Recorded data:

**********

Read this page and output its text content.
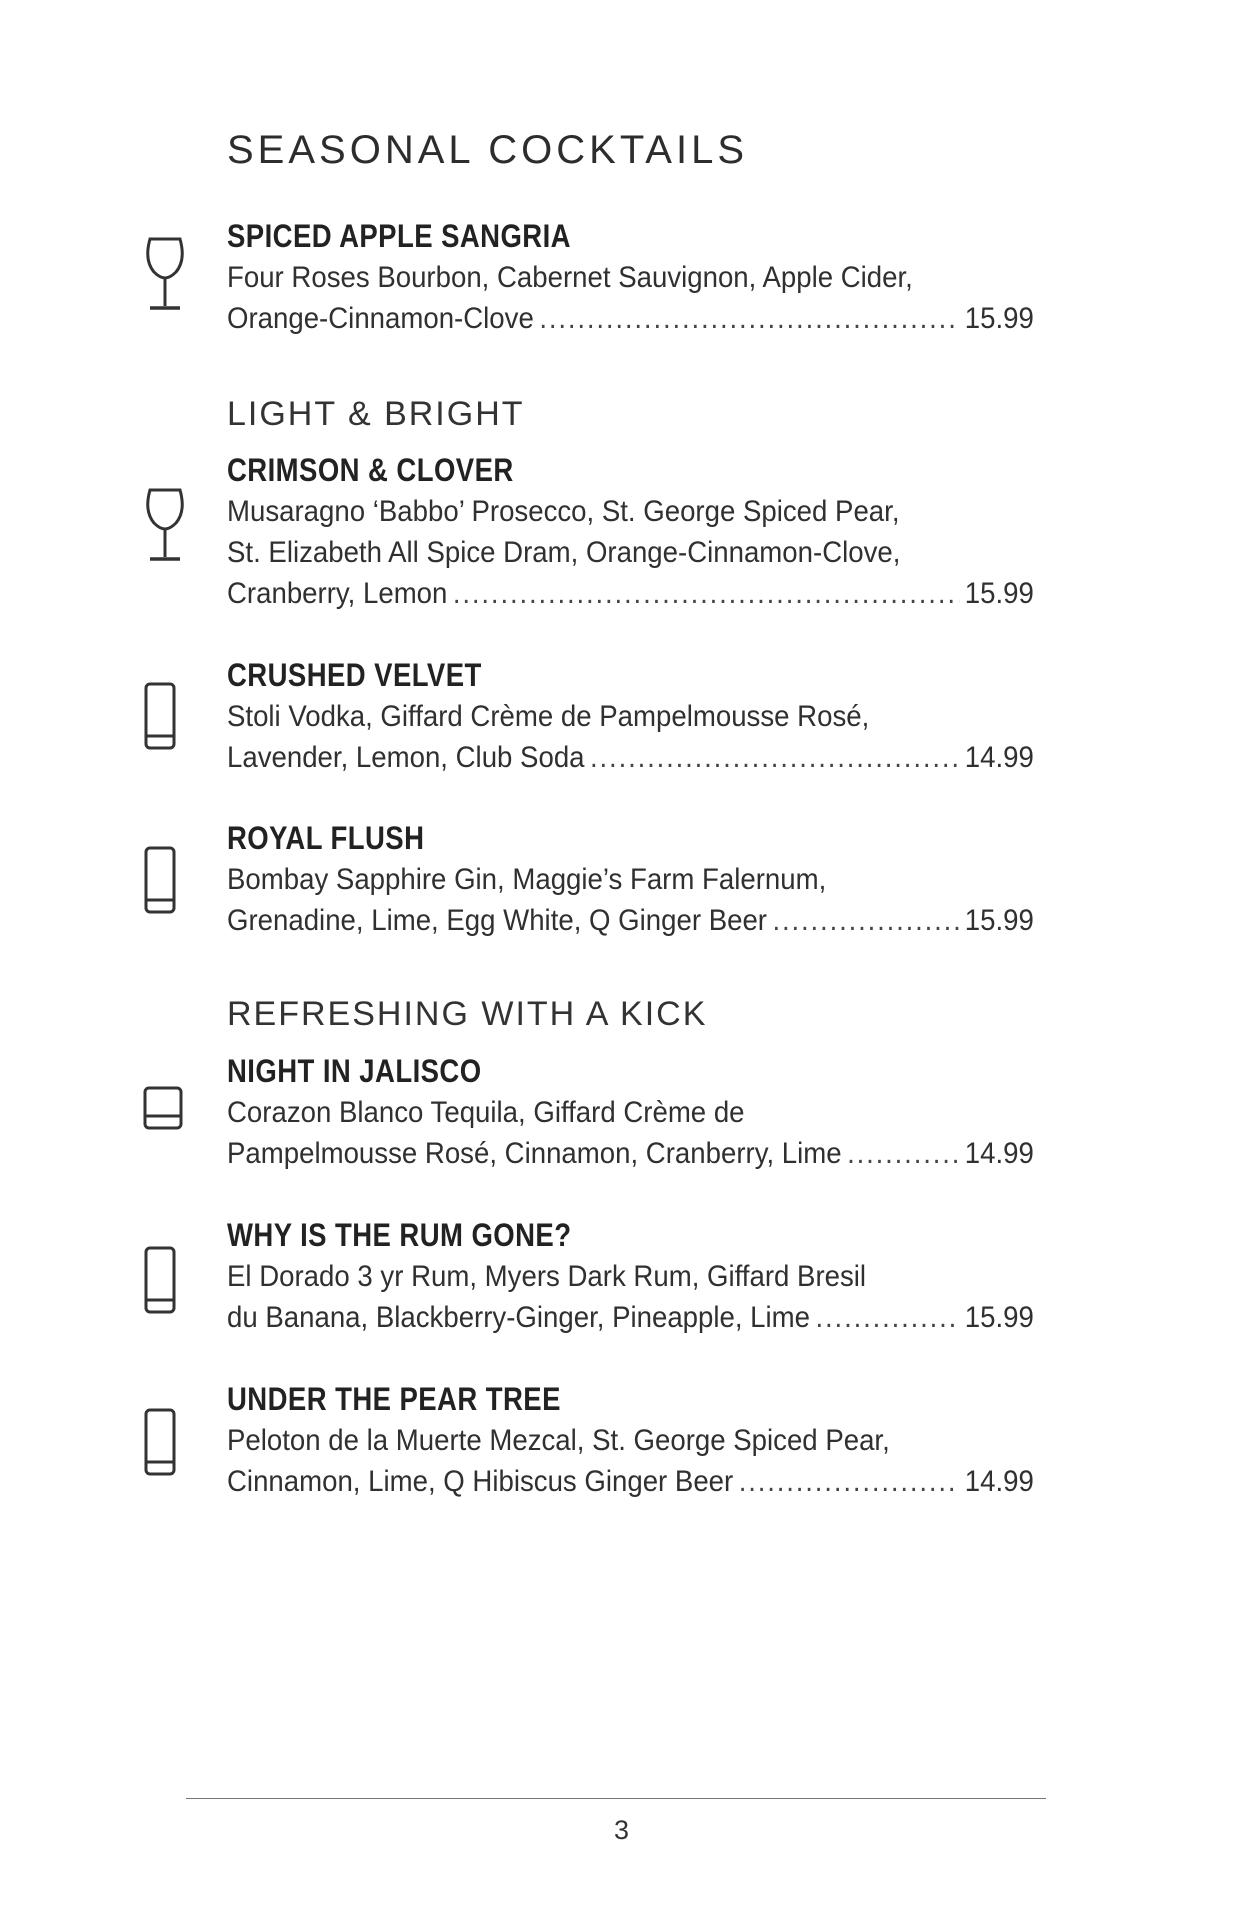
SEASONAL COCKTAILS
SPICED APPLE SANGRIA
Four Roses Bourbon, Cabernet Sauvignon, Apple Cider,
Orange-Cinnamon-Clove .....	15.99
LIGHT & BRIGHT
CRIMSON & CLOVER
Musaragno ‘Babbo’ Prosecco, St. George Spiced Pear,
St. Elizabeth All Spice Dram, Orange-Cinnamon-Clove,
Cranberry, Lemon .....	15.99
CRUSHED VELVET
Stoli Vodka, Giffard Crème de Pampelmousse Rosé,
Lavender, Lemon, Club Soda .....	14.99
ROYAL FLUSH
Bombay Sapphire Gin, Maggie’s Farm Falernum,
Grenadine, Lime, Egg White, Q Ginger Beer .....	15.99
REFRESHING WITH A KICK
NIGHT IN JALISCO
Corazon Blanco Tequila, Giffard Crème de
Pampelmousse Rosé, Cinnamon, Cranberry, Lime .....	14.99
WHY IS THE RUM GONE?
El Dorado 3 yr Rum, Myers Dark Rum, Giffard Bresil
du Banana, Blackberry-Ginger, Pineapple, Lime .....	15.99
UNDER THE PEAR TREE
Peloton de la Muerte Mezcal, St. George Spiced Pear,
Cinnamon, Lime, Q Hibiscus Ginger Beer .....	14.99
3
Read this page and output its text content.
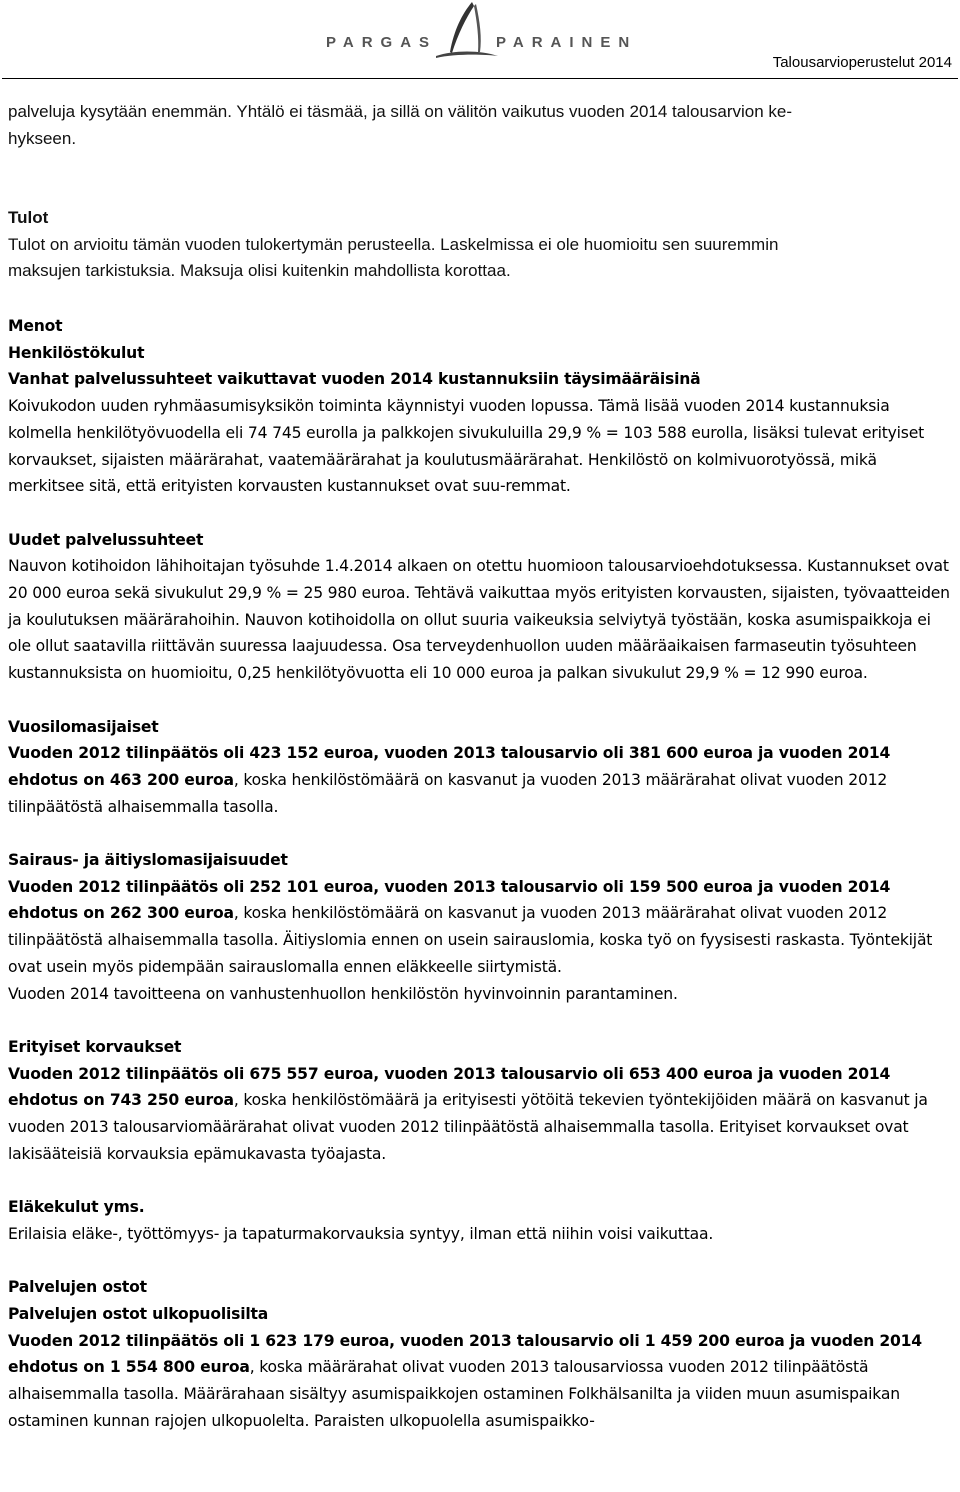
PARGAS	PARAINEN
Talousarvioperustelut 2014
palveluja kysytään enemmän. Yhtälö ei täsmää, ja sillä on välitön vaikutus vuoden 2014 talousarvion ke-
hykseen.
Tulot
Tulot on arvioitu tämän vuoden tulokertymän perusteella. Laskelmissa ei ole huomioitu sen suuremmin
maksujen tarkistuksia. Maksuja olisi kuitenkin mahdollista korottaa.

Menot

Henkilöstökulut

Vanhat palvelussuhteet vaikuttavat vuoden 2014 kustannuksiin täysimääräisinä

Koivukodon uuden ryhmäasumisyksikön toiminta käynnistyi vuoden lopussa. Tämä lisää vuoden 2014 kustannuksia kolmella henkilötyövuodella eli 74 745 eurolla ja palkkojen sivukuluilla 29,9 % = 103 588 eurolla, lisäksi tulevat erityiset korvaukset, sijaisten määrärahat, vaatemäärärahat ja koulutusmäärärahat. Henkilöstö on kolmivuorotyössä, mikä merkitsee sitä, että erityisten korvausten kustannukset ovat suu-remmat.

Uudet palvelussuhteet

Nauvon kotihoidon lähihoitajan työsuhde 1.4.2014 alkaen on otettu huomioon talousarvioehdotuksessa. Kustannukset ovat 20 000 euroa sekä sivukulut 29,9 % = 25 980 euroa. Tehtävä vaikuttaa myös erityisten korvausten, sijaisten, työvaatteiden ja koulutuksen määrärahoihin. Nauvon kotihoidolla on ollut suuria vaikeuksia selviytyä työstään, koska asumispaikkoja ei ole ollut saatavilla riittävän suuressa laajuudessa. Osa terveydenhuollon uuden määräaikaisen farmaseutin työsuhteen kustannuksista on huomioitu, 0,25 henkilötyövuotta eli 10 000 euroa ja palkan sivukulut 29,9 % = 12 990 euroa.

Vuosilomasijaiset

Vuoden 2012 tilinpäätös oli 423 152 euroa, vuoden 2013 talousarvio oli 381 600 euroa ja vuoden 2014 ehdotus on 463 200 euroa, koska henkilöstömäärä on kasvanut ja vuoden 2013 määrärahat olivat vuoden 2012 tilinpäätöstä alhaisemmalla tasolla.

Sairaus- ja äitiyslomasijaisuudet

Vuoden 2012 tilinpäätös oli 252 101 euroa, vuoden 2013 talousarvio oli 159 500 euroa ja vuoden 2014 ehdotus on 262 300 euroa, koska henkilöstömäärä on kasvanut ja vuoden 2013 määrärahat olivat vuoden 2012 tilinpäätöstä alhaisemmalla tasolla. Äitiyslomia ennen on usein sairauslomia, koska työ on fyysisesti raskasta. Työntekijät ovat usein myös pidempään sairauslomalla ennen eläkkeelle siirtymistä.

Vuoden 2014 tavoitteena on vanhustenhuollon henkilöstön hyvinvoinnin parantaminen.

Erityiset korvaukset

Vuoden 2012 tilinpäätös oli 675 557 euroa, vuoden 2013 talousarvio oli 653 400 euroa ja vuoden 2014 ehdotus on 743 250 euroa, koska henkilöstömäärä ja erityisesti yötöitä tekevien työntekijöiden määrä on kasvanut ja vuoden 2013 talousarviomäärärahat olivat vuoden 2012 tilinpäätöstä alhaisemmalla tasolla. Erityiset korvaukset ovat lakisääteisiä korvauksia epämukavasta työajasta.

Eläkekulut yms.

Erilaisia eläke-, työttömyys- ja tapaturmakorvauksia syntyy, ilman että niihin voisi vaikuttaa.

Palvelujen ostot

Palvelujen ostot ulkopuolisilta

Vuoden 2012 tilinpäätös oli 1 623 179 euroa, vuoden 2013 talousarvio oli 1 459 200 euroa ja vuoden 2014 ehdotus on 1 554 800 euroa, koska määrärahat olivat vuoden 2013 talousarviossa vuoden 2012 tilinpäätöstä alhaisemmalla tasolla. Määrärahaan sisältyy asumispaikkojen ostaminen Folkhälsanilta ja viiden muun asumispaikan ostaminen kunnan rajojen ulkopuolelta. Paraisten ulkopuolella asumispaikko-
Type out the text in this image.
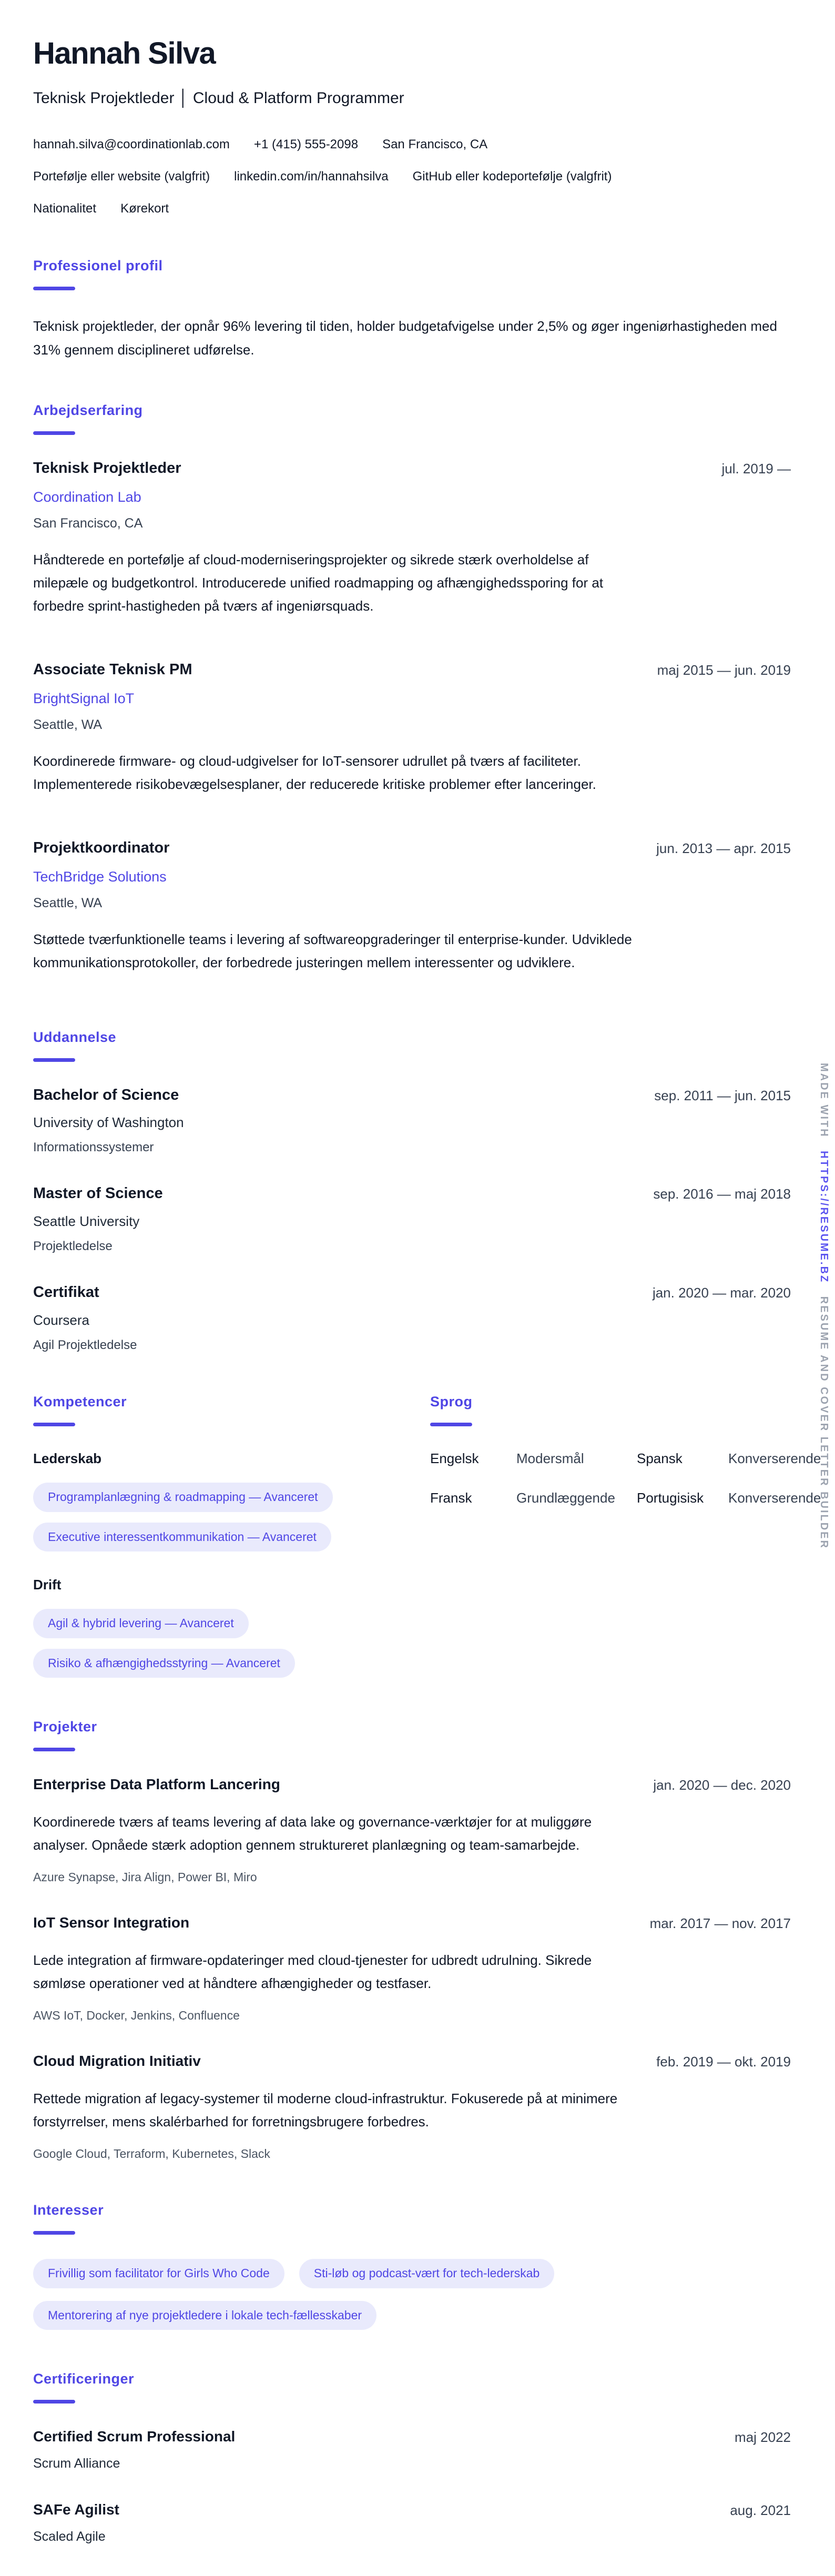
Hannah Silva
Teknisk Projektleder │ Cloud & Platform Programmer
hannah.silva@coordinationlab.com +1 (415) 555-2098 San Francisco, CA
Portefølje eller website (valgfrit) linkedin.com/in/hannahsilva GitHub eller kodeportefølje (valgfrit)
Nationalitet Kørekort
Professionel profil

Teknisk projektleder, der opnår 96% levering til tiden, holder budgetafvigelse under 2,5% og øger ingeniørhastigheden med 31% gennem disciplineret udførelse.

Arbejdserfaring
Teknisk Projektleder
Coordination Lab
San Francisco, CA

Håndterede en portefølje af cloud-moderniseringsprojekter og sikrede stærk overholdelse af milepæle og budgetkontrol. Introducerede unified roadmapping og afhængighedssporing for at forbedre sprint-hastigheden på tværs af ingeniørsquads.

jul. 2019 —
Associate Teknisk PM
BrightSignal IoT
Seattle, WA

Koordinerede firmware- og cloud-udgivelser for IoT-sensorer udrullet på tværs af faciliteter. Implementerede risikobevægelsesplaner, der reducerede kritiske problemer efter lanceringer.

maj 2015 — jun. 2019
Projektkoordinator
TechBridge Solutions
Seattle, WA

Støttede tværfunktionelle teams i levering af softwareopgraderinger til enterprise-kunder. Udviklede kommunikationsprotokoller, der forbedrede justeringen mellem interessenter og udviklere.

jun. 2013 — apr. 2015
Uddannelse
Bachelor of Science
University of Washington
Informationssystemer
sep. 2011 — jun. 2015
Master of Science
Seattle University
Projektledelse
sep. 2016 — maj 2018
Certifikat
Coursera
Agil Projektledelse
jan. 2020 — mar. 2020
Kompetencer
Lederskab
Programplanlægning & roadmapping — Avanceret
Executive interessentkommunikation — Avanceret
Drift
Agil & hybrid levering — Avanceret
Risiko & afhængighedsstyring — Avanceret
Sprog
Engelsk	Modersmål	Spansk	Konverserende
Fransk	Grundlæggende	Portugisisk	Konverserende
Projekter
Enterprise Data Platform Lancering

Koordinerede tværs af teams levering af data lake og governance-værktøjer for at muliggøre analyser. Opnåede stærk adoption gennem struktureret planlægning og team-samarbejde.

Azure Synapse, Jira Align, Power BI, Miro
jan. 2020 — dec. 2020
IoT Sensor Integration

Lede integration af firmware-opdateringer med cloud-tjenester for udbredt udrulning. Sikrede sømløse operationer ved at håndtere afhængigheder og testfaser.

AWS IoT, Docker, Jenkins, Confluence
mar. 2017 — nov. 2017
Cloud Migration Initiativ

Rettede migration af legacy-systemer til moderne cloud-infrastruktur. Fokuserede på at minimere forstyrrelser, mens skalérbarhed for forretningsbrugere forbedres.

Google Cloud, Terraform, Kubernetes, Slack
feb. 2019 — okt. 2019
Interesser
Frivillig som facilitator for Girls Who Code	Sti-løb og podcast-vært for tech-lederskab
Mentorering af nye projektledere i lokale tech-fællesskaber
Certificeringer
Certified Scrum Professional
Scrum Alliance
maj 2022
SAFe Agilist
Scaled Agile
aug. 2021
MADE WITH HTTPS://RESUME.BZ RESUME AND COVER LETTER BUILDER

**********

EXERCISE>
The records are above. How many lines in them contain the word "palvelussuhteet"? Give the number alone.

ANSWER IN FULL>
2